Exercise prompt ▸
Go through the entries below and print each one exactly, leaving out pictures.

· · · · · · ·

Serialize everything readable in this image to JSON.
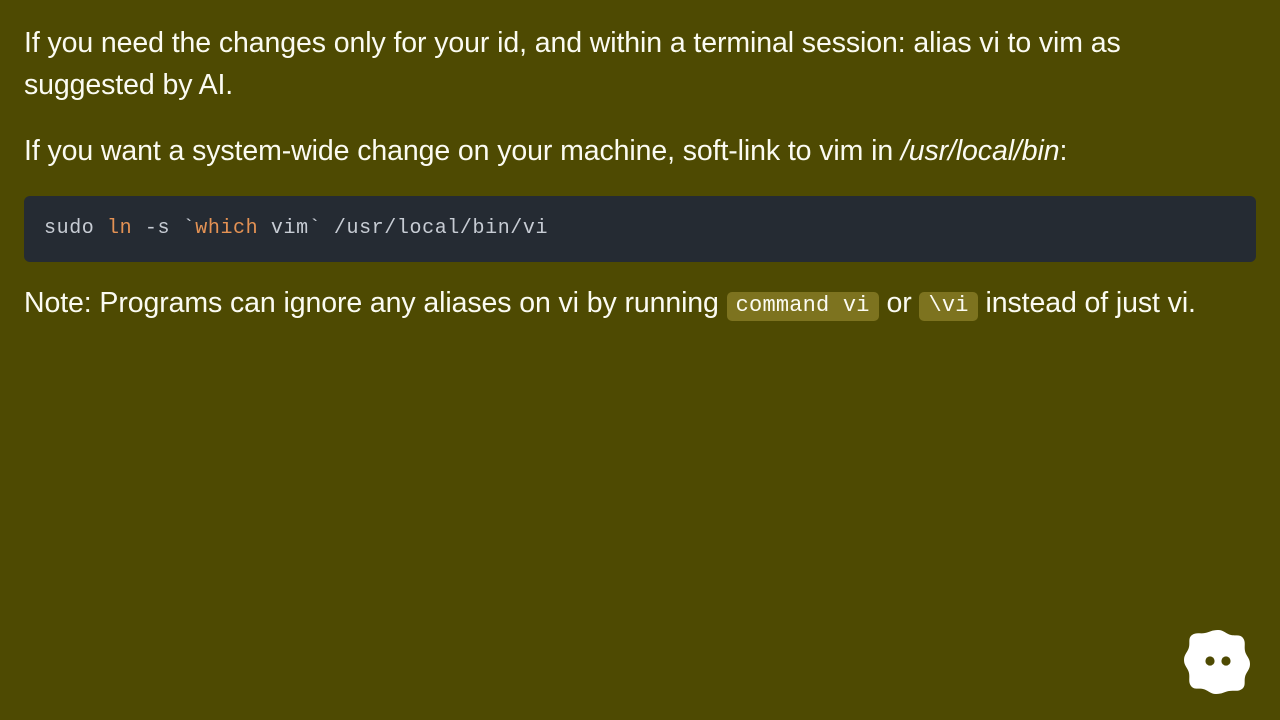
{
  "background_color": "#4e4a02",
  "text_color": "#fbfbf2",
  "paragraphs": {
    "p1": {
      "text": "If you need the changes only for your id, and within a terminal session: alias vi to vim as suggested by AI."
    },
    "p2": {
      "lead": "If you want a system-wide change on your machine, soft-link to vim in ",
      "path_italic": "/usr/local/bin",
      "trail": ":"
    },
    "note": {
      "lead": "Note: Programs can ignore any aliases on vi by running ",
      "code_1": "command vi",
      "middle": " or ",
      "code_2": "\\vi",
      "trail": " instead of just vi."
    }
  },
  "code_block": {
    "background_color": "#252b33",
    "default_color": "#c7ccd4",
    "keyword_color": "#e49254",
    "tokens": [
      {
        "text": "sudo ",
        "type": "plain"
      },
      {
        "text": "ln",
        "type": "cmd"
      },
      {
        "text": " -s `",
        "type": "plain"
      },
      {
        "text": "which",
        "type": "cmd"
      },
      {
        "text": " vim` /usr/local/bin/vi",
        "type": "plain"
      }
    ],
    "full_text": "sudo ln -s `which vim` /usr/local/bin/vi"
  },
  "inline_code_style": {
    "background_color": "#7d731f",
    "text_color": "#fbfbf2"
  },
  "indicator": {
    "name": "blob-dots-indicator",
    "blob_color": "#ffffff",
    "dot_color": "#4e4a02",
    "dot_count": 2
  }
}
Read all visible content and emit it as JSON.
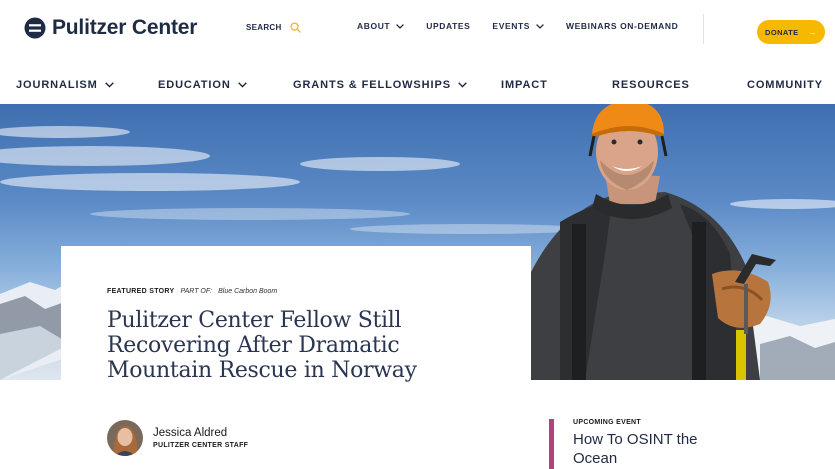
{
  "brand": {
    "name": "Pulitzer Center"
  },
  "search": {
    "label": "SEARCH"
  },
  "topnav": {
    "items": [
      {
        "label": "ABOUT",
        "has_dropdown": true
      },
      {
        "label": "UPDATES",
        "has_dropdown": false
      },
      {
        "label": "EVENTS",
        "has_dropdown": true
      },
      {
        "label": "WEBINARS ON-DEMAND",
        "has_dropdown": false
      }
    ]
  },
  "donate": {
    "label": "DONATE",
    "arrow": "→",
    "color": "#f6b800"
  },
  "mainnav": {
    "items": [
      {
        "label": "JOURNALISM",
        "has_dropdown": true
      },
      {
        "label": "EDUCATION",
        "has_dropdown": true
      },
      {
        "label": "GRANTS & FELLOWSHIPS",
        "has_dropdown": true
      },
      {
        "label": "IMPACT",
        "has_dropdown": false
      },
      {
        "label": "RESOURCES",
        "has_dropdown": false
      },
      {
        "label": "COMMUNITY",
        "has_dropdown": false
      }
    ]
  },
  "story": {
    "kicker": "FEATURED STORY",
    "part_of_label": "PART OF:",
    "part_of_link": "Blue Carbon Boom",
    "headline": "Pulitzer Center Fellow Still Recovering After Dramatic Mountain Rescue in Norway",
    "author": {
      "name": "Jessica Aldred",
      "role": "PULITZER CENTER STAFF"
    }
  },
  "event": {
    "label": "UPCOMING EVENT",
    "title": "How To OSINT the Ocean",
    "accent_color": "#b0437c"
  },
  "icons": {
    "logo": "pulitzer-logo-icon",
    "search": "search-icon",
    "dropdown": "chevron-down-icon",
    "donate_arrow": "arrow-right-icon"
  }
}
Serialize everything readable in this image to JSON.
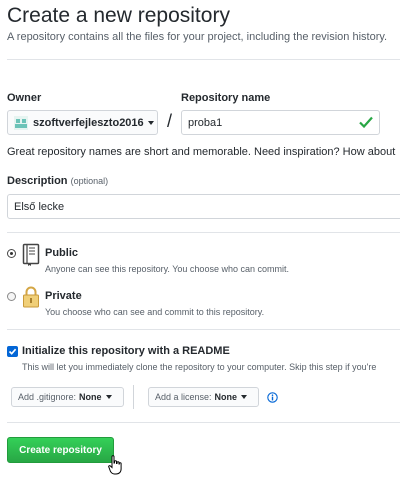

· · · · · · ·

Full solution ▸
Serialize everything readable in this image to JSON.
{
  "background_color": "#4e4a02",
  "text_color": "#fbfbf2",
  "paragraphs": {
    "p1": {
      "text": "If you need the changes only for your id, and within a terminal session: alias vi to vim as suggested by AI."
    },
    "p2": {
      "lead": "If you want a system-wide change on your machine, soft-link to vim in ",
      "path_italic": "/usr/local/bin",
      "trail": ":"
    },
    "note": {
      "lead": "Note: Programs can ignore any aliases on vi by running ",
      "code_1": "command vi",
      "middle": " or ",
      "code_2": "\\vi",
      "trail": " instead of just vi."
    }
  },
  "code_block": {
    "background_color": "#252b33",
    "default_color": "#c7ccd4",
    "keyword_color": "#e49254",
    "tokens": [
      {
        "text": "sudo ",
        "type": "plain"
      },
      {
        "text": "ln",
        "type": "cmd"
      },
      {
        "text": " -s `",
        "type": "plain"
      },
      {
        "text": "which",
        "type": "cmd"
      },
      {
        "text": " vim` /usr/local/bin/vi",
        "type": "plain"
      }
    ],
    "full_text": "sudo ln -s `which vim` /usr/local/bin/vi"
  },
  "inline_code_style": {
    "background_color": "#7d731f",
    "text_color": "#fbfbf2"
  },
  "indicator": {
    "name": "blob-dots-indicator",
    "blob_color": "#ffffff",
    "dot_color": "#4e4a02",
    "dot_count": 2
  }
}
Read all visible content and emit it as JSON.
{
  "brand": {
    "name": "Pulitzer Center"
  },
  "search": {
    "label": "SEARCH"
  },
  "topnav": {
    "items": [
      {
        "label": "ABOUT",
        "has_dropdown": true
      },
      {
        "label": "UPDATES",
        "has_dropdown": false
      },
      {
        "label": "EVENTS",
        "has_dropdown": true
      },
      {
        "label": "WEBINARS ON-DEMAND",
        "has_dropdown": false
      }
    ]
  },
  "donate": {
    "label": "DONATE",
    "arrow": "→",
    "color": "#f6b800"
  },
  "mainnav": {
    "items": [
      {
        "label": "JOURNALISM",
        "has_dropdown": true
      },
      {
        "label": "EDUCATION",
        "has_dropdown": true
      },
      {
        "label": "GRANTS & FELLOWSHIPS",
        "has_dropdown": true
      },
      {
        "label": "IMPACT",
        "has_dropdown": false
      },
      {
        "label": "RESOURCES",
        "has_dropdown": false
      },
      {
        "label": "COMMUNITY",
        "has_dropdown": false
      }
    ]
  },
  "story": {
    "kicker": "FEATURED STORY",
    "part_of_label": "PART OF:",
    "part_of_link": "Blue Carbon Boom",
    "headline": "Pulitzer Center Fellow Still Recovering After Dramatic Mountain Rescue in Norway",
    "author": {
      "name": "Jessica Aldred",
      "role": "PULITZER CENTER STAFF"
    }
  },
  "event": {
    "label": "UPCOMING EVENT",
    "title": "How To OSINT the Ocean",
    "accent_color": "#b0437c"
  },
  "icons": {
    "logo": "pulitzer-logo-icon",
    "search": "search-icon",
    "dropdown": "chevron-down-icon",
    "donate_arrow": "arrow-right-icon"
  }
}
Serialize everything readable in this image to JSON.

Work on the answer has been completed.